→ DATA SECTION:
-- -- --
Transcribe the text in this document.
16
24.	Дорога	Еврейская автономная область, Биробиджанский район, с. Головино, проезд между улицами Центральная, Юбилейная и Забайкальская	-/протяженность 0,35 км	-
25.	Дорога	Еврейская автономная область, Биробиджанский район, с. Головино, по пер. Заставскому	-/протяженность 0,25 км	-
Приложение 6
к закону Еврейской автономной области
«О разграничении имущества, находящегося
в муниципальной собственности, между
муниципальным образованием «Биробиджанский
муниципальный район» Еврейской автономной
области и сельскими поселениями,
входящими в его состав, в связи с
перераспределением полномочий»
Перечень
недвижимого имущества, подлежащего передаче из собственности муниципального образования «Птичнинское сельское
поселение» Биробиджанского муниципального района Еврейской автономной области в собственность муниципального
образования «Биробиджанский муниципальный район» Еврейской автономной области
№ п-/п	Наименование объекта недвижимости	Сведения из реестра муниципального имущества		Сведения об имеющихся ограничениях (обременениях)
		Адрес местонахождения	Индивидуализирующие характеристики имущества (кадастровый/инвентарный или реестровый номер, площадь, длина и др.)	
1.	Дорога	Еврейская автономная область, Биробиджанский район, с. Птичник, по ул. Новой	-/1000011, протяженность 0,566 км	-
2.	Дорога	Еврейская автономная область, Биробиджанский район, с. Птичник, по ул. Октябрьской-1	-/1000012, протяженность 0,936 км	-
-- -- --
→ WHAT IS EXPECTED: Copy out all of the records above with nothing altered.

→ FULL ANSWER:
Transcribe the text in this document.
16
24.	Дорога	Еврейская автономная область, Биробиджанский район, с. Головино, проезд между улицами Центральная, Юбилейная и Забайкальская	-/протяженность 0,35 км	-
25.	Дорога	Еврейская автономная область, Биробиджанский район, с. Головино, по пер. Заставскому	-/протяженность 0,25 км	-
Приложение 6
к закону Еврейской автономной области
«О разграничении имущества, находящегося
в муниципальной собственности, между
муниципальным образованием «Биробиджанский
муниципальный район» Еврейской автономной
области и сельскими поселениями,
входящими в его состав, в связи с
перераспределением полномочий»
Перечень
недвижимого имущества, подлежащего передаче из собственности муниципального образования «Птичнинское сельское
поселение» Биробиджанского муниципального района Еврейской автономной области в собственность муниципального
образования «Биробиджанский муниципальный район» Еврейской автономной области
№ п-/п	Наименование объекта недвижимости	Сведения из реестра муниципального имущества		Сведения об имеющихся ограничениях (обременениях)
		Адрес местонахождения	Индивидуализирующие характеристики имущества (кадастровый/инвентарный или реестровый номер, площадь, длина и др.)	
1.	Дорога	Еврейская автономная область, Биробиджанский район, с. Птичник, по ул. Новой	-/1000011, протяженность 0,566 км	-
2.	Дорога	Еврейская автономная область, Биробиджанский район, с. Птичник, по ул. Октябрьской-1	-/1000012, протяженность 0,936 км	-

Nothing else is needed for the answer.